# Work required:
Drop the images; return everything else in the listing below exactly.

# Materials provided:
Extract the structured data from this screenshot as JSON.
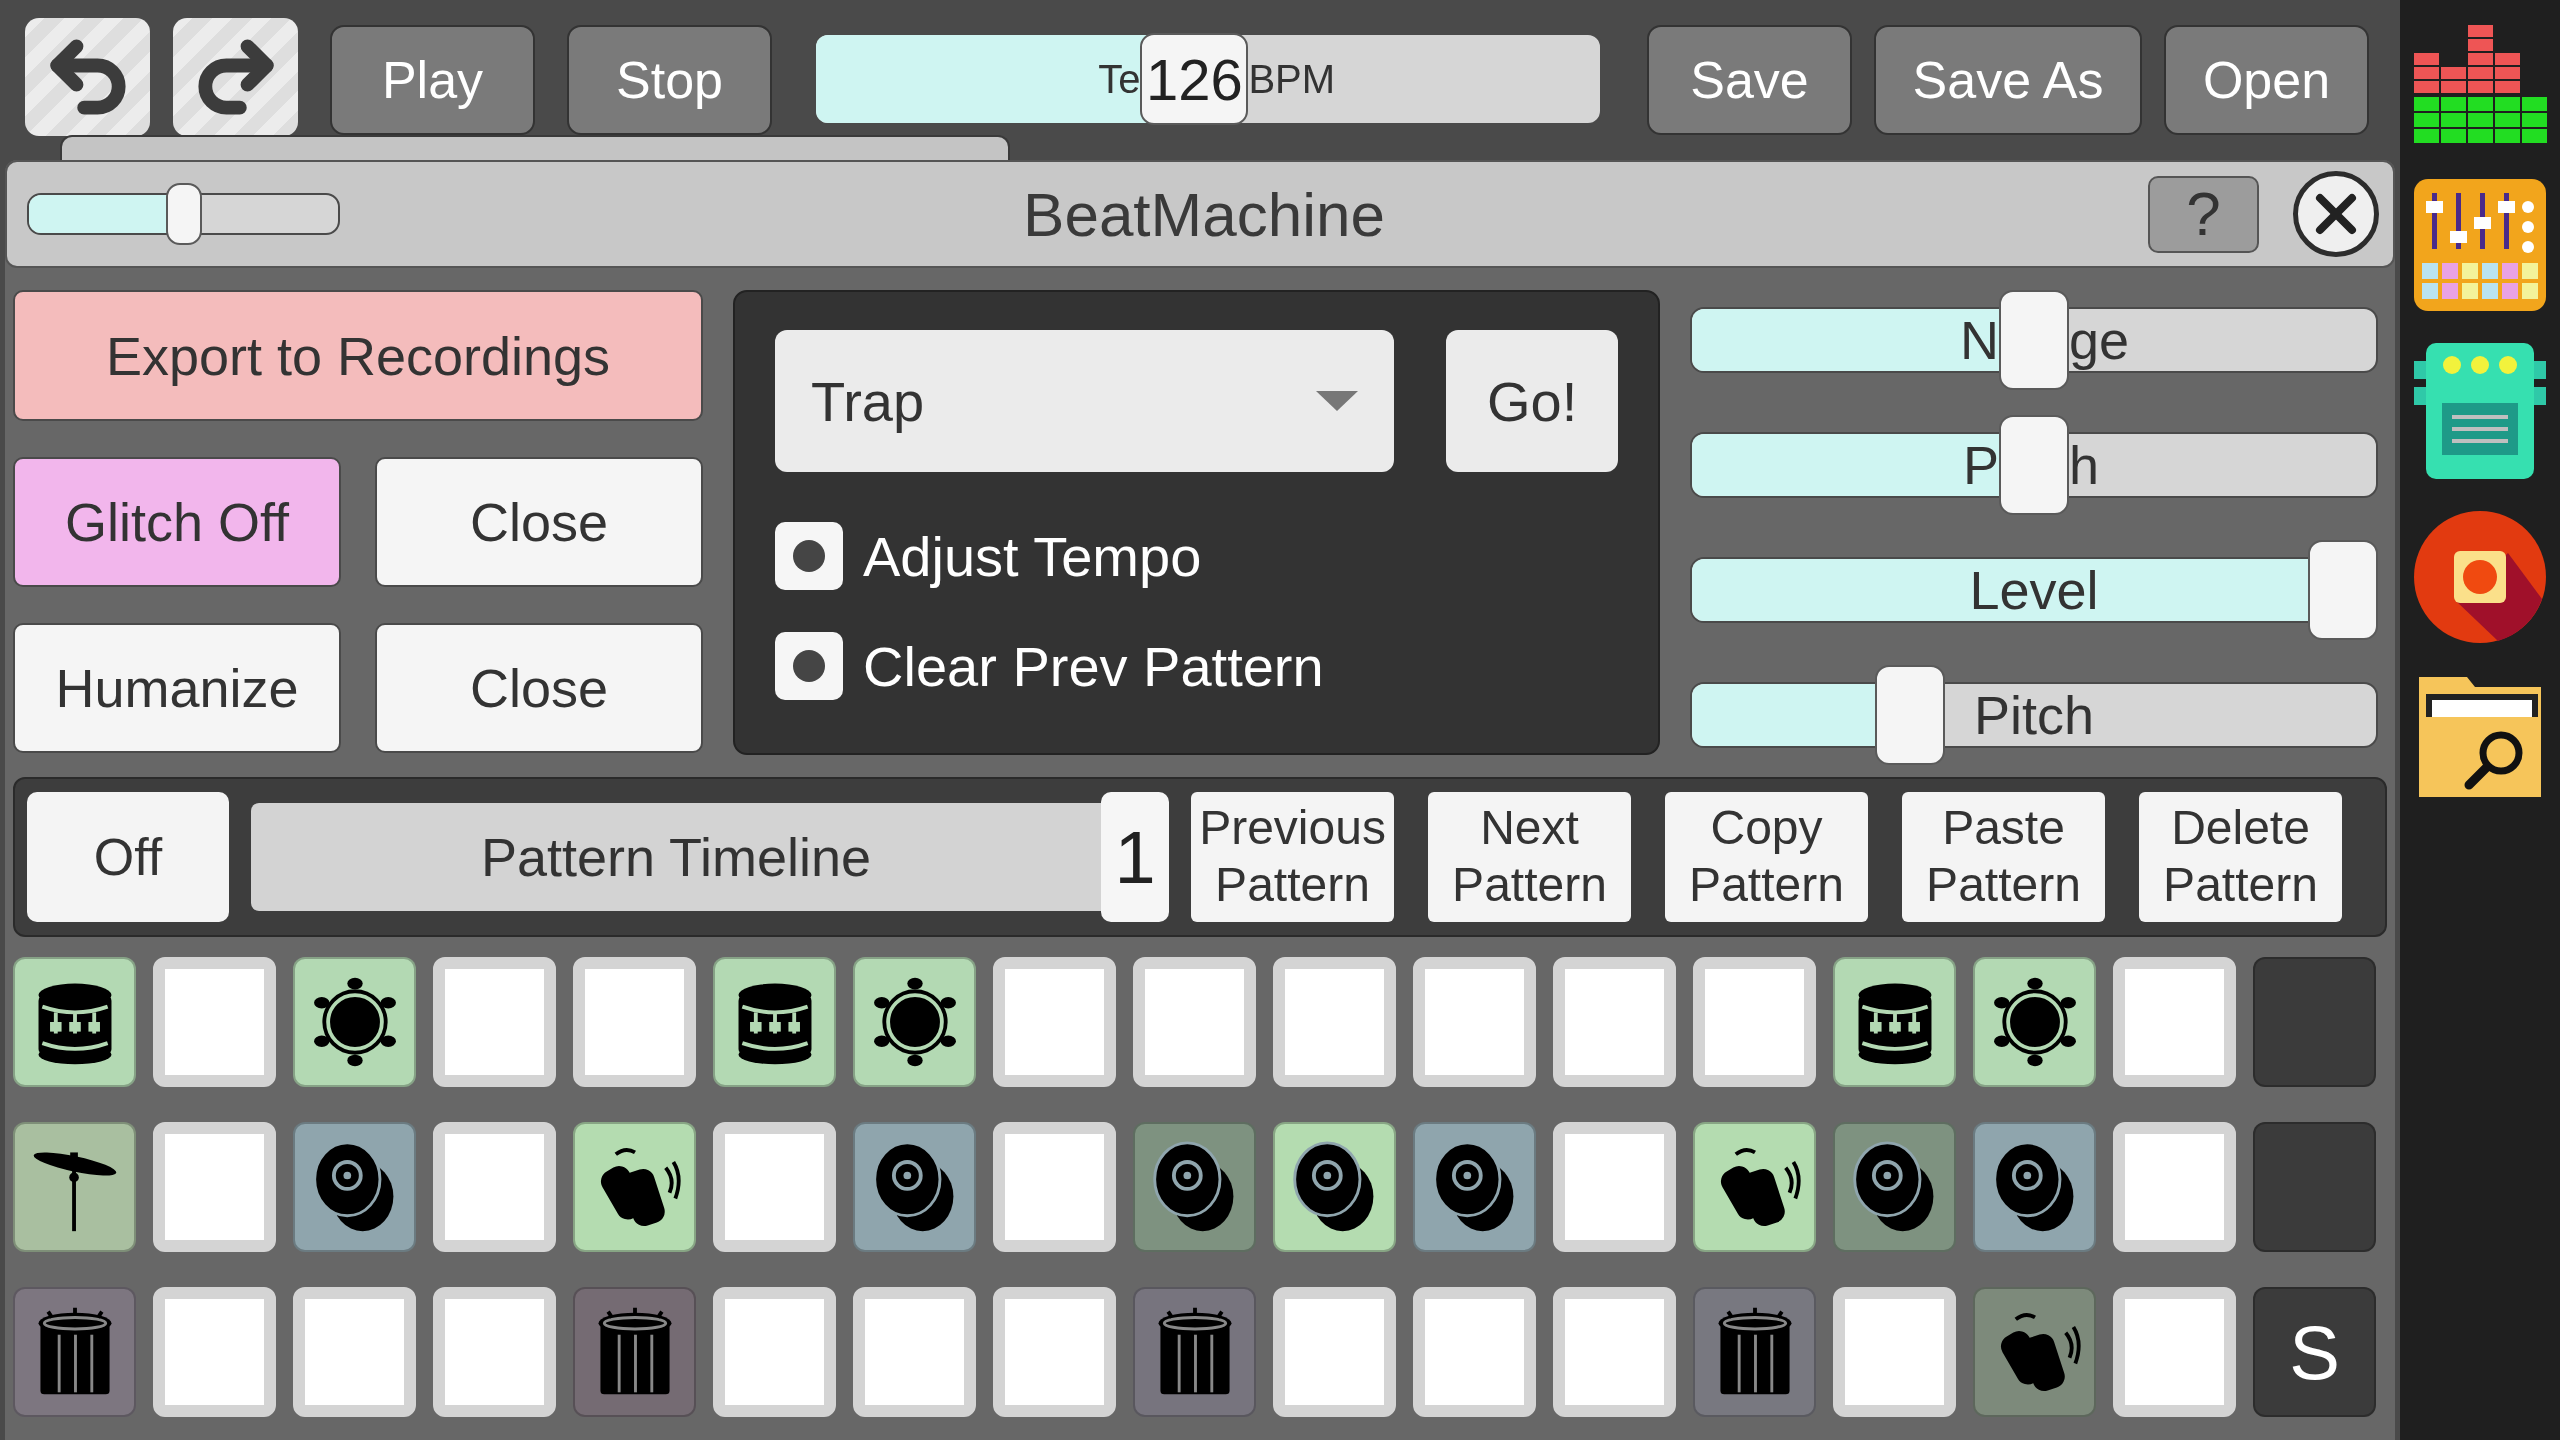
{
  "history_buttons": [
    {
      "kind": "undo"
    },
    {
      "kind": "redo"
    }
  ],
  "transport_buttons": [
    "Play",
    "Stop"
  ],
  "tempo": {
    "label_parts": [
      "Te",
      "BPM"
    ],
    "value": "126",
    "level": 0.48
  },
  "file_buttons": [
    "Save",
    "Save As",
    "Open"
  ],
  "dock": [
    {
      "kind": "meter"
    },
    {
      "kind": "mixer"
    },
    {
      "kind": "machine"
    },
    {
      "kind": "record"
    },
    {
      "kind": "folder"
    }
  ],
  "dialog": {
    "title": "BeatMachine",
    "slider": {
      "level": 0.5
    },
    "help": "?"
  },
  "actions": [
    {
      "label": "Export to Recordings",
      "color": "#f4bcbc"
    },
    {
      "label": "Glitch Off",
      "color": "#f2b6ec"
    },
    {
      "label": "Close",
      "color": "#f5f5f5"
    },
    {
      "label": "Humanize",
      "color": "#f5f5f5"
    },
    {
      "label": "Close",
      "color": "#f5f5f5"
    }
  ],
  "preset": {
    "value": "Trap",
    "go": "Go!"
  },
  "options": [
    {
      "label": "Adjust Tempo",
      "checked": true
    },
    {
      "label": "Clear Prev Pattern",
      "checked": true
    }
  ],
  "sliders": [
    {
      "label_parts": [
        "N",
        "ge"
      ],
      "level": 0.5
    },
    {
      "label_parts": [
        "P",
        "h"
      ],
      "level": 0.5
    },
    {
      "label_parts": [
        "Level"
      ],
      "level": 1
    },
    {
      "label_parts": [
        "Pitch"
      ],
      "level": 0.3
    }
  ],
  "pattern_bar": {
    "toggle": "Off",
    "timeline": "Pattern Timeline",
    "number": "1",
    "buttons": [
      "Previous Pattern",
      "Next Pattern",
      "Copy Pattern",
      "Paste Pattern",
      "Delete Pattern"
    ]
  },
  "grid": [
    [
      {
        "kind": "drum",
        "color": "#b3d9b3"
      },
      {
        "kind": "empty"
      },
      {
        "kind": "tambourine",
        "color": "#b3d9b3"
      },
      {
        "kind": "empty"
      },
      {
        "kind": "empty"
      },
      {
        "kind": "drum",
        "color": "#b3d9b3"
      },
      {
        "kind": "tambourine",
        "color": "#b3d9b3"
      },
      {
        "kind": "empty"
      },
      {
        "kind": "empty"
      },
      {
        "kind": "empty"
      },
      {
        "kind": "empty"
      },
      {
        "kind": "empty"
      },
      {
        "kind": "empty"
      },
      {
        "kind": "drum",
        "color": "#b3d9b3"
      },
      {
        "kind": "tambourine",
        "color": "#b3d9b3"
      },
      {
        "kind": "empty"
      },
      {
        "kind": "end"
      }
    ],
    [
      {
        "kind": "cymbal",
        "color": "#a9bfa0"
      },
      {
        "kind": "empty"
      },
      {
        "kind": "bongo",
        "color": "#8fa5ad"
      },
      {
        "kind": "empty"
      },
      {
        "kind": "clap",
        "color": "#b4dcb0"
      },
      {
        "kind": "empty"
      },
      {
        "kind": "bongo",
        "color": "#8fa5ad"
      },
      {
        "kind": "empty"
      },
      {
        "kind": "bongo",
        "color": "#7e9280"
      },
      {
        "kind": "bongo",
        "color": "#b4dcb0"
      },
      {
        "kind": "bongo",
        "color": "#8fa5ad"
      },
      {
        "kind": "empty"
      },
      {
        "kind": "clap",
        "color": "#b4dcb0"
      },
      {
        "kind": "bongo",
        "color": "#7e9280"
      },
      {
        "kind": "bongo",
        "color": "#8fa5ad"
      },
      {
        "kind": "empty"
      },
      {
        "kind": "end"
      }
    ],
    [
      {
        "kind": "tom",
        "color": "#7d7680"
      },
      {
        "kind": "empty"
      },
      {
        "kind": "empty"
      },
      {
        "kind": "empty"
      },
      {
        "kind": "tom",
        "color": "#756b73"
      },
      {
        "kind": "empty"
      },
      {
        "kind": "empty"
      },
      {
        "kind": "empty"
      },
      {
        "kind": "tom",
        "color": "#77747e"
      },
      {
        "kind": "empty"
      },
      {
        "kind": "empty"
      },
      {
        "kind": "empty"
      },
      {
        "kind": "tom",
        "color": "#787880"
      },
      {
        "kind": "empty"
      },
      {
        "kind": "clap",
        "color": "#7d8a7b"
      },
      {
        "kind": "empty"
      },
      {
        "kind": "end",
        "label": "S"
      }
    ]
  ]
}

# Task output:
Extract the structured data from this screenshot as JSON.
{
  "history_buttons": [
    {
      "kind": "undo"
    },
    {
      "kind": "redo"
    }
  ],
  "transport_buttons": [
    "Play",
    "Stop"
  ],
  "tempo": {
    "label_parts": [
      "Te",
      "BPM"
    ],
    "value": "126",
    "level": 0.48
  },
  "file_buttons": [
    "Save",
    "Save As",
    "Open"
  ],
  "dock": [
    {
      "kind": "meter"
    },
    {
      "kind": "mixer"
    },
    {
      "kind": "machine"
    },
    {
      "kind": "record"
    },
    {
      "kind": "folder"
    }
  ],
  "dialog": {
    "title": "BeatMachine",
    "slider": {
      "level": 0.5
    },
    "help": "?"
  },
  "actions": [
    {
      "label": "Export to Recordings",
      "color": "#f4bcbc"
    },
    {
      "label": "Glitch Off",
      "color": "#f2b6ec"
    },
    {
      "label": "Close",
      "color": "#f5f5f5"
    },
    {
      "label": "Humanize",
      "color": "#f5f5f5"
    },
    {
      "label": "Close",
      "color": "#f5f5f5"
    }
  ],
  "preset": {
    "value": "Trap",
    "go": "Go!"
  },
  "options": [
    {
      "label": "Adjust Tempo",
      "checked": true
    },
    {
      "label": "Clear Prev Pattern",
      "checked": true
    }
  ],
  "sliders": [
    {
      "label_parts": [
        "N",
        "ge"
      ],
      "level": 0.5
    },
    {
      "label_parts": [
        "P",
        "h"
      ],
      "level": 0.5
    },
    {
      "label_parts": [
        "Level"
      ],
      "level": 1
    },
    {
      "label_parts": [
        "Pitch"
      ],
      "level": 0.3
    }
  ],
  "pattern_bar": {
    "toggle": "Off",
    "timeline": "Pattern Timeline",
    "number": "1",
    "buttons": [
      "Previous Pattern",
      "Next Pattern",
      "Copy Pattern",
      "Paste Pattern",
      "Delete Pattern"
    ]
  },
  "grid": [
    [
      {
        "kind": "drum",
        "color": "#b3d9b3"
      },
      {
        "kind": "empty"
      },
      {
        "kind": "tambourine",
        "color": "#b3d9b3"
      },
      {
        "kind": "empty"
      },
      {
        "kind": "empty"
      },
      {
        "kind": "drum",
        "color": "#b3d9b3"
      },
      {
        "kind": "tambourine",
        "color": "#b3d9b3"
      },
      {
        "kind": "empty"
      },
      {
        "kind": "empty"
      },
      {
        "kind": "empty"
      },
      {
        "kind": "empty"
      },
      {
        "kind": "empty"
      },
      {
        "kind": "empty"
      },
      {
        "kind": "drum",
        "color": "#b3d9b3"
      },
      {
        "kind": "tambourine",
        "color": "#b3d9b3"
      },
      {
        "kind": "empty"
      },
      {
        "kind": "end"
      }
    ],
    [
      {
        "kind": "cymbal",
        "color": "#a9bfa0"
      },
      {
        "kind": "empty"
      },
      {
        "kind": "bongo",
        "color": "#8fa5ad"
      },
      {
        "kind": "empty"
      },
      {
        "kind": "clap",
        "color": "#b4dcb0"
      },
      {
        "kind": "empty"
      },
      {
        "kind": "bongo",
        "color": "#8fa5ad"
      },
      {
        "kind": "empty"
      },
      {
        "kind": "bongo",
        "color": "#7e9280"
      },
      {
        "kind": "bongo",
        "color": "#b4dcb0"
      },
      {
        "kind": "bongo",
        "color": "#8fa5ad"
      },
      {
        "kind": "empty"
      },
      {
        "kind": "clap",
        "color": "#b4dcb0"
      },
      {
        "kind": "bongo",
        "color": "#7e9280"
      },
      {
        "kind": "bongo",
        "color": "#8fa5ad"
      },
      {
        "kind": "empty"
      },
      {
        "kind": "end"
      }
    ],
    [
      {
        "kind": "tom",
        "color": "#7d7680"
      },
      {
        "kind": "empty"
      },
      {
        "kind": "empty"
      },
      {
        "kind": "empty"
      },
      {
        "kind": "tom",
        "color": "#756b73"
      },
      {
        "kind": "empty"
      },
      {
        "kind": "empty"
      },
      {
        "kind": "empty"
      },
      {
        "kind": "tom",
        "color": "#77747e"
      },
      {
        "kind": "empty"
      },
      {
        "kind": "empty"
      },
      {
        "kind": "empty"
      },
      {
        "kind": "tom",
        "color": "#787880"
      },
      {
        "kind": "empty"
      },
      {
        "kind": "clap",
        "color": "#7d8a7b"
      },
      {
        "kind": "empty"
      },
      {
        "kind": "end",
        "label": "S"
      }
    ]
  ]
}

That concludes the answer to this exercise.